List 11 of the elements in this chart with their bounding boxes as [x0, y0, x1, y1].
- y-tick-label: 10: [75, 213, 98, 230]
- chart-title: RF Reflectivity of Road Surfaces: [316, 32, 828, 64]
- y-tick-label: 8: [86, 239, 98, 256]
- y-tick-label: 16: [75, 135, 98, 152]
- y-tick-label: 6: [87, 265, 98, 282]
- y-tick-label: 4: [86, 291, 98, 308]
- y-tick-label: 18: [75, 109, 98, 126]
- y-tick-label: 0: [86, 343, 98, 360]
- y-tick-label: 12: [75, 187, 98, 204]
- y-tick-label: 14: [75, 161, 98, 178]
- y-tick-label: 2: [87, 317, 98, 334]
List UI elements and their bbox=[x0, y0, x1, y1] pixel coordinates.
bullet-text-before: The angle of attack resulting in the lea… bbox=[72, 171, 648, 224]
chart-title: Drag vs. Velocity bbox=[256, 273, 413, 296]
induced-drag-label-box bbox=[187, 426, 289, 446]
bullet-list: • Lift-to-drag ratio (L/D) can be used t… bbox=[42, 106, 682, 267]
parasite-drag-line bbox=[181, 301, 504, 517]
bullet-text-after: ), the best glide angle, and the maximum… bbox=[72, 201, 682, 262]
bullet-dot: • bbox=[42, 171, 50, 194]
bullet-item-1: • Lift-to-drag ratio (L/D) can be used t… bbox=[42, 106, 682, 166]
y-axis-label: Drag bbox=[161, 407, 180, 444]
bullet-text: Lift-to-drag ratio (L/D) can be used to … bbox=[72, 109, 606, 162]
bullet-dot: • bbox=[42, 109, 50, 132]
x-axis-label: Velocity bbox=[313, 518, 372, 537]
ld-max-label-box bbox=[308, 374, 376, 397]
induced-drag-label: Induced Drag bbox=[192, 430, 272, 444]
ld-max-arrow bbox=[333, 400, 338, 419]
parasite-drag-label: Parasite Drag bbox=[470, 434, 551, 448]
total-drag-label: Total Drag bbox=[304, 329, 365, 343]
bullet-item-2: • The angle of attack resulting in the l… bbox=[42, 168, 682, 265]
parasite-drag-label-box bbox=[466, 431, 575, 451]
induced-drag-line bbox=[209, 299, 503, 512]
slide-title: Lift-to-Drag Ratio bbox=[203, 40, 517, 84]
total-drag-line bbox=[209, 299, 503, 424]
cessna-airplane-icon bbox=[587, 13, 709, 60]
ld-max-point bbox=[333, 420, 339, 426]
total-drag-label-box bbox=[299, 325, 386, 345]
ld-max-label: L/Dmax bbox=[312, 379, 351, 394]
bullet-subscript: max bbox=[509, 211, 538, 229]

+===+

[Challenge]:
Update the listing from its first line through the line containing "List UI elements" by replacing "Road Surfaces" with "Asphalt Surfaces", and give those lines back with everything else unchanged.

[Written response]:
List 11 of the elements in this chart with their bounding boxes as [x0, y0, x1, y1].
- y-tick-label: 10: [75, 213, 98, 230]
- chart-title: RF Reflectivity of Asphalt Surfaces: [316, 32, 828, 64]
- y-tick-label: 8: [86, 239, 98, 256]
- y-tick-label: 16: [75, 135, 98, 152]
- y-tick-label: 6: [87, 265, 98, 282]
- y-tick-label: 4: [86, 291, 98, 308]
- y-tick-label: 18: [75, 109, 98, 126]
- y-tick-label: 0: [86, 343, 98, 360]
- y-tick-label: 12: [75, 187, 98, 204]
- y-tick-label: 14: [75, 161, 98, 178]
- y-tick-label: 2: [87, 317, 98, 334]
List UI elements and their bbox=[x0, y0, x1, y1] pixel coordinates.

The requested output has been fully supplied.